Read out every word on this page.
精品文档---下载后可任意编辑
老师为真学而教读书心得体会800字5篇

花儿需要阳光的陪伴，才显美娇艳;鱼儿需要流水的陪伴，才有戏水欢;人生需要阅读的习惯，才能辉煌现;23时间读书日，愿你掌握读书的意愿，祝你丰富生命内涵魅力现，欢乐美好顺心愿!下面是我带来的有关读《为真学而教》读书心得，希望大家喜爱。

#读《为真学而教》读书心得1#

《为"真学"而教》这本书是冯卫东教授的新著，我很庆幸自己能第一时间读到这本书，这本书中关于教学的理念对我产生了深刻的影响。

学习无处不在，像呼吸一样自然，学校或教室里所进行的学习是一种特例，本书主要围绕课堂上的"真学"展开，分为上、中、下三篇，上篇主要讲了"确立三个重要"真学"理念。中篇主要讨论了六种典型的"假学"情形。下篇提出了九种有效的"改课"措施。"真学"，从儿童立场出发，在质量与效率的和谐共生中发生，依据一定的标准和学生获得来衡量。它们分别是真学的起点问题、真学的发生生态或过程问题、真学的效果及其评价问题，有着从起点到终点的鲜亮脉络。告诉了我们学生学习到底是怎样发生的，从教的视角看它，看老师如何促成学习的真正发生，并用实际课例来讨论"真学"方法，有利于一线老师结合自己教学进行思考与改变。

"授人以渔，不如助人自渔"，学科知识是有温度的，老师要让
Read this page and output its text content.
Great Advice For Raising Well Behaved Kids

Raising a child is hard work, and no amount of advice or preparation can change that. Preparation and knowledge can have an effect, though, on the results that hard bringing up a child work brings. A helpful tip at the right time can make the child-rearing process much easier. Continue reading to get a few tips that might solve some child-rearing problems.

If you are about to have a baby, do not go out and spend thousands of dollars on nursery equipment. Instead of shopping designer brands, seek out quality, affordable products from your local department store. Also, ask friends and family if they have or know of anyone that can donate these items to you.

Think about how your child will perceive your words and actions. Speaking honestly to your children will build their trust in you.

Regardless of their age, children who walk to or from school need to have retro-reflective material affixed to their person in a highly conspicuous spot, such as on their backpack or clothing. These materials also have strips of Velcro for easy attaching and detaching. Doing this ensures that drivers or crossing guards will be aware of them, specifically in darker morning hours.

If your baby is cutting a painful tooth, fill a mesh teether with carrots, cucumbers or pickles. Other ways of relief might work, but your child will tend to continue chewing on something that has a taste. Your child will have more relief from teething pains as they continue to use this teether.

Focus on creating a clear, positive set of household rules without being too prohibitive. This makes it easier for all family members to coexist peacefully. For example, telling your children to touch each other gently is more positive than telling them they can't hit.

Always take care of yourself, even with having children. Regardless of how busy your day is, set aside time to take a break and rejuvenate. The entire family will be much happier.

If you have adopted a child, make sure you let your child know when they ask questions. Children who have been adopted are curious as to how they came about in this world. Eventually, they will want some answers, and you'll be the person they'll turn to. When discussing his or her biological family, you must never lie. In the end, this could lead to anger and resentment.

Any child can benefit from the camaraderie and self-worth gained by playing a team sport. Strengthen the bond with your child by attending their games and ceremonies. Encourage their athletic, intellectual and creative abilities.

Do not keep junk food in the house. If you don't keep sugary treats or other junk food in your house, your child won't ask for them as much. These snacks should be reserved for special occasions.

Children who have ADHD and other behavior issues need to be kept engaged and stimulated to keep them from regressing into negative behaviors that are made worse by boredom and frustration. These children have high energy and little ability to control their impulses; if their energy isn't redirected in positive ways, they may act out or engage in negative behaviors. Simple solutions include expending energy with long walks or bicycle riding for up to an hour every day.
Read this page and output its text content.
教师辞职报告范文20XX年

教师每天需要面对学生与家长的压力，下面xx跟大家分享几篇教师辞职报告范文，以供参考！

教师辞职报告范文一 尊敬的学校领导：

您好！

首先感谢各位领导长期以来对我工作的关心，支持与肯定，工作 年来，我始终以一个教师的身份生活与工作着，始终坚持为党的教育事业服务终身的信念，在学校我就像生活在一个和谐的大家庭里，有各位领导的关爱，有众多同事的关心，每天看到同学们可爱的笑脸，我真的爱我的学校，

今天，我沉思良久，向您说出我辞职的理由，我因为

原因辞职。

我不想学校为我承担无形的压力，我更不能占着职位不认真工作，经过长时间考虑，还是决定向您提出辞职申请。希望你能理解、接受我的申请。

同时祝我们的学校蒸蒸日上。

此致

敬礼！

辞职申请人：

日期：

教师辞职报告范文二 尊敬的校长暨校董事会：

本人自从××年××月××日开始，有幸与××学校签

---

## Instruction
Repeat all the entries exactly as given.

## Output for this exercise
Read out every word on this page.
精品文档---下载后可任意编辑
老师为真学而教读书心得体会800字5篇

花儿需要阳光的陪伴，才显美娇艳;鱼儿需要流水的陪伴，才有戏水欢;人生需要阅读的习惯，才能辉煌现;23时间读书日，愿你掌握读书的意愿，祝你丰富生命内涵魅力现，欢乐美好顺心愿!下面是我带来的有关读《为真学而教》读书心得，希望大家喜爱。

#读《为真学而教》读书心得1#

《为"真学"而教》这本书是冯卫东教授的新著，我很庆幸自己能第一时间读到这本书，这本书中关于教学的理念对我产生了深刻的影响。

学习无处不在，像呼吸一样自然，学校或教室里所进行的学习是一种特例，本书主要围绕课堂上的"真学"展开，分为上、中、下三篇，上篇主要讲了"确立三个重要"真学"理念。中篇主要讨论了六种典型的"假学"情形。下篇提出了九种有效的"改课"措施。"真学"，从儿童立场出发，在质量与效率的和谐共生中发生，依据一定的标准和学生获得来衡量。它们分别是真学的起点问题、真学的发生生态或过程问题、真学的效果及其评价问题，有着从起点到终点的鲜亮脉络。告诉了我们学生学习到底是怎样发生的，从教的视角看它，看老师如何促成学习的真正发生，并用实际课例来讨论"真学"方法，有利于一线老师结合自己教学进行思考与改变。

"授人以渔，不如助人自渔"，学科知识是有温度的，老师要让
Read this page and output its text content.
Great Advice For Raising Well Behaved Kids

Raising a child is hard work, and no amount of advice or preparation can change that. Preparation and knowledge can have an effect, though, on the results that hard bringing up a child work brings. A helpful tip at the right time can make the child-rearing process much easier. Continue reading to get a few tips that might solve some child-rearing problems.

If you are about to have a baby, do not go out and spend thousands of dollars on nursery equipment. Instead of shopping designer brands, seek out quality, affordable products from your local department store. Also, ask friends and family if they have or know of anyone that can donate these items to you.

Think about how your child will perceive your words and actions. Speaking honestly to your children will build their trust in you.

Regardless of their age, children who walk to or from school need to have retro-reflective material affixed to their person in a highly conspicuous spot, such as on their backpack or clothing. These materials also have strips of Velcro for easy attaching and detaching. Doing this ensures that drivers or crossing guards will be aware of them, specifically in darker morning hours.

If your baby is cutting a painful tooth, fill a mesh teether with carrots, cucumbers or pickles. Other ways of relief might work, but your child will tend to continue chewing on something that has a taste. Your child will have more relief from teething pains as they continue to use this teether.

Focus on creating a clear, positive set of household rules without being too prohibitive. This makes it easier for all family members to coexist peacefully. For example, telling your children to touch each other gently is more positive than telling them they can't hit.

Always take care of yourself, even with having children. Regardless of how busy your day is, set aside time to take a break and rejuvenate. The entire family will be much happier.

If you have adopted a child, make sure you let your child know when they ask questions. Children who have been adopted are curious as to how they came about in this world. Eventually, they will want some answers, and you'll be the person they'll turn to. When discussing his or her biological family, you must never lie. In the end, this could lead to anger and resentment.

Any child can benefit from the camaraderie and self-worth gained by playing a team sport. Strengthen the bond with your child by attending their games and ceremonies. Encourage their athletic, intellectual and creative abilities.

Do not keep junk food in the house. If you don't keep sugary treats or other junk food in your house, your child won't ask for them as much. These snacks should be reserved for special occasions.

Children who have ADHD and other behavior issues need to be kept engaged and stimulated to keep them from regressing into negative behaviors that are made worse by boredom and frustration. These children have high energy and little ability to control their impulses; if their energy isn't redirected in positive ways, they may act out or engage in negative behaviors. Simple solutions include expending energy with long walks or bicycle riding for up to an hour every day.
Read this page and output its text content.
教师辞职报告范文20XX年

教师每天需要面对学生与家长的压力，下面xx跟大家分享几篇教师辞职报告范文，以供参考！

教师辞职报告范文一 尊敬的学校领导：

您好！

首先感谢各位领导长期以来对我工作的关心，支持与肯定，工作 年来，我始终以一个教师的身份生活与工作着，始终坚持为党的教育事业服务终身的信念，在学校我就像生活在一个和谐的大家庭里，有各位领导的关爱，有众多同事的关心，每天看到同学们可爱的笑脸，我真的爱我的学校，

今天，我沉思良久，向您说出我辞职的理由，我因为

原因辞职。

我不想学校为我承担无形的压力，我更不能占着职位不认真工作，经过长时间考虑，还是决定向您提出辞职申请。希望你能理解、接受我的申请。

同时祝我们的学校蒸蒸日上。

此致

敬礼！

辞职申请人：

日期：

教师辞职报告范文二 尊敬的校长暨校董事会：

本人自从××年××月××日开始，有幸与××学校签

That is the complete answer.